Records provided.
===

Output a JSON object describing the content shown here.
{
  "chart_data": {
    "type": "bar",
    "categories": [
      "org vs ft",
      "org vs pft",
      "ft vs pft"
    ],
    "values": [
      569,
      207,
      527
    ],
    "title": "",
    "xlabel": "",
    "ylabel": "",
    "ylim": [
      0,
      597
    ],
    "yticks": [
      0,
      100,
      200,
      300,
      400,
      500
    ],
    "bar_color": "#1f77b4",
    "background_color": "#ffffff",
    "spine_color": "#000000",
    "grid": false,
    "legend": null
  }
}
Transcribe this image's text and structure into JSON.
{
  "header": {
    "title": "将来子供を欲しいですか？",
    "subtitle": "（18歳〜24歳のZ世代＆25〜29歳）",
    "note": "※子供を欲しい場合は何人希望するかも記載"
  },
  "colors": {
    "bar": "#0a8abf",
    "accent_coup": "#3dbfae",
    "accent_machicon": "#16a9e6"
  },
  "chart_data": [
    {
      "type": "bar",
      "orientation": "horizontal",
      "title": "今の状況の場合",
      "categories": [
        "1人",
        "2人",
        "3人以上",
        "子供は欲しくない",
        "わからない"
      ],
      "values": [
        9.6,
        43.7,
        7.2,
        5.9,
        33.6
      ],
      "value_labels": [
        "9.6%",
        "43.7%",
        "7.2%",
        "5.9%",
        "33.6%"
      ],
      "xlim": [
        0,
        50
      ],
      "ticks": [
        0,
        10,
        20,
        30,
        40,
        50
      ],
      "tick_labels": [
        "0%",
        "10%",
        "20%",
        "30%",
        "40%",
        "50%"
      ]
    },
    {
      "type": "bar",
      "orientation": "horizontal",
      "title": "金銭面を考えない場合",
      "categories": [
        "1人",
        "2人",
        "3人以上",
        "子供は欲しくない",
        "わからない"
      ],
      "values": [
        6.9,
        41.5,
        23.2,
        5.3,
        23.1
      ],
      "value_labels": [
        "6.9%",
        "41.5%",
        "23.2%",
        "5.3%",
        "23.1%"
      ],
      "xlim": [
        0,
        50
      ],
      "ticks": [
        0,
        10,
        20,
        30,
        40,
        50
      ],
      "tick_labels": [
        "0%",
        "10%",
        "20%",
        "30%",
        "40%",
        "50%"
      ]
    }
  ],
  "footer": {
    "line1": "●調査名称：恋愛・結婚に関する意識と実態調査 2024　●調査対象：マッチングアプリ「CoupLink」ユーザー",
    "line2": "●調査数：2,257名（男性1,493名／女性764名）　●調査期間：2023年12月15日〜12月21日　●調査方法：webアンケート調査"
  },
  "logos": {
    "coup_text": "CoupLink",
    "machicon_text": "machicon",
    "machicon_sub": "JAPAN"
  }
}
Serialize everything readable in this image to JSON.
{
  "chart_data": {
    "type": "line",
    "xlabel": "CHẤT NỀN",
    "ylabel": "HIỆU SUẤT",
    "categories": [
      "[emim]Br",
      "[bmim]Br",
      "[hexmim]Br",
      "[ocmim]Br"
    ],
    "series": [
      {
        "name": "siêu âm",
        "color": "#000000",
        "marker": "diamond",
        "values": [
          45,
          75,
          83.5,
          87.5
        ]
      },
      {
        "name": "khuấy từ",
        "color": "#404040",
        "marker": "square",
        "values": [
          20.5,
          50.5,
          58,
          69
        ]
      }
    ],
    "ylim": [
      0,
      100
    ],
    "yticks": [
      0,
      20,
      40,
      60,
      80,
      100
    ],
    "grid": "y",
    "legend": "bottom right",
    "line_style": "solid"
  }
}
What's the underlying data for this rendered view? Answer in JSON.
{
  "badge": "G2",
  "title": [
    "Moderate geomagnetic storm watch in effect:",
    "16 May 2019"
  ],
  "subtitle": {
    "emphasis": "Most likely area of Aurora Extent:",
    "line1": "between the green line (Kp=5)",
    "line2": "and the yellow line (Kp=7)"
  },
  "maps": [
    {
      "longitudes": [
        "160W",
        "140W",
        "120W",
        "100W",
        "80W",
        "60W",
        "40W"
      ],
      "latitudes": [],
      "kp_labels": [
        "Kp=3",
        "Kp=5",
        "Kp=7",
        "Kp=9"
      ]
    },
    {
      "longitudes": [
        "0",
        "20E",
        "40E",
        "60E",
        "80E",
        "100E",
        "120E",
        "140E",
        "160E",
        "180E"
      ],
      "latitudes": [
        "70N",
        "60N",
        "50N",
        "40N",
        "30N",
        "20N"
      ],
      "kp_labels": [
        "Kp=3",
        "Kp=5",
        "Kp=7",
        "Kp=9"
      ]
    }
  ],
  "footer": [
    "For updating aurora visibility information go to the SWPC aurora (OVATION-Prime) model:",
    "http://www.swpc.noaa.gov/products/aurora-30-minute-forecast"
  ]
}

===

Objective.
Output each entry precisely as given.

Solution to this task.
Output a JSON object describing the content shown here.
{
  "chart_data": {
    "type": "bar",
    "categories": [
      "org vs ft",
      "org vs pft",
      "ft vs pft"
    ],
    "values": [
      569,
      207,
      527
    ],
    "title": "",
    "xlabel": "",
    "ylabel": "",
    "ylim": [
      0,
      597
    ],
    "yticks": [
      0,
      100,
      200,
      300,
      400,
      500
    ],
    "bar_color": "#1f77b4",
    "background_color": "#ffffff",
    "spine_color": "#000000",
    "grid": false,
    "legend": null
  }
}
Transcribe this image's text and structure into JSON.
{
  "header": {
    "title": "将来子供を欲しいですか？",
    "subtitle": "（18歳〜24歳のZ世代＆25〜29歳）",
    "note": "※子供を欲しい場合は何人希望するかも記載"
  },
  "colors": {
    "bar": "#0a8abf",
    "accent_coup": "#3dbfae",
    "accent_machicon": "#16a9e6"
  },
  "chart_data": [
    {
      "type": "bar",
      "orientation": "horizontal",
      "title": "今の状況の場合",
      "categories": [
        "1人",
        "2人",
        "3人以上",
        "子供は欲しくない",
        "わからない"
      ],
      "values": [
        9.6,
        43.7,
        7.2,
        5.9,
        33.6
      ],
      "value_labels": [
        "9.6%",
        "43.7%",
        "7.2%",
        "5.9%",
        "33.6%"
      ],
      "xlim": [
        0,
        50
      ],
      "ticks": [
        0,
        10,
        20,
        30,
        40,
        50
      ],
      "tick_labels": [
        "0%",
        "10%",
        "20%",
        "30%",
        "40%",
        "50%"
      ]
    },
    {
      "type": "bar",
      "orientation": "horizontal",
      "title": "金銭面を考えない場合",
      "categories": [
        "1人",
        "2人",
        "3人以上",
        "子供は欲しくない",
        "わからない"
      ],
      "values": [
        6.9,
        41.5,
        23.2,
        5.3,
        23.1
      ],
      "value_labels": [
        "6.9%",
        "41.5%",
        "23.2%",
        "5.3%",
        "23.1%"
      ],
      "xlim": [
        0,
        50
      ],
      "ticks": [
        0,
        10,
        20,
        30,
        40,
        50
      ],
      "tick_labels": [
        "0%",
        "10%",
        "20%",
        "30%",
        "40%",
        "50%"
      ]
    }
  ],
  "footer": {
    "line1": "●調査名称：恋愛・結婚に関する意識と実態調査 2024　●調査対象：マッチングアプリ「CoupLink」ユーザー",
    "line2": "●調査数：2,257名（男性1,493名／女性764名）　●調査期間：2023年12月15日〜12月21日　●調査方法：webアンケート調査"
  },
  "logos": {
    "coup_text": "CoupLink",
    "machicon_text": "machicon",
    "machicon_sub": "JAPAN"
  }
}
Serialize everything readable in this image to JSON.
{
  "chart_data": {
    "type": "line",
    "xlabel": "CHẤT NỀN",
    "ylabel": "HIỆU SUẤT",
    "categories": [
      "[emim]Br",
      "[bmim]Br",
      "[hexmim]Br",
      "[ocmim]Br"
    ],
    "series": [
      {
        "name": "siêu âm",
        "color": "#000000",
        "marker": "diamond",
        "values": [
          45,
          75,
          83.5,
          87.5
        ]
      },
      {
        "name": "khuấy từ",
        "color": "#404040",
        "marker": "square",
        "values": [
          20.5,
          50.5,
          58,
          69
        ]
      }
    ],
    "ylim": [
      0,
      100
    ],
    "yticks": [
      0,
      20,
      40,
      60,
      80,
      100
    ],
    "grid": "y",
    "legend": "bottom right",
    "line_style": "solid"
  }
}
What's the underlying data for this rendered view? Answer in JSON.
{
  "badge": "G2",
  "title": [
    "Moderate geomagnetic storm watch in effect:",
    "16 May 2019"
  ],
  "subtitle": {
    "emphasis": "Most likely area of Aurora Extent:",
    "line1": "between the green line (Kp=5)",
    "line2": "and the yellow line (Kp=7)"
  },
  "maps": [
    {
      "longitudes": [
        "160W",
        "140W",
        "120W",
        "100W",
        "80W",
        "60W",
        "40W"
      ],
      "latitudes": [],
      "kp_labels": [
        "Kp=3",
        "Kp=5",
        "Kp=7",
        "Kp=9"
      ]
    },
    {
      "longitudes": [
        "0",
        "20E",
        "40E",
        "60E",
        "80E",
        "100E",
        "120E",
        "140E",
        "160E",
        "180E"
      ],
      "latitudes": [
        "70N",
        "60N",
        "50N",
        "40N",
        "30N",
        "20N"
      ],
      "kp_labels": [
        "Kp=3",
        "Kp=5",
        "Kp=7",
        "Kp=9"
      ]
    }
  ],
  "footer": [
    "For updating aurora visibility information go to the SWPC aurora (OVATION-Prime) model:",
    "http://www.swpc.noaa.gov/products/aurora-30-minute-forecast"
  ]
}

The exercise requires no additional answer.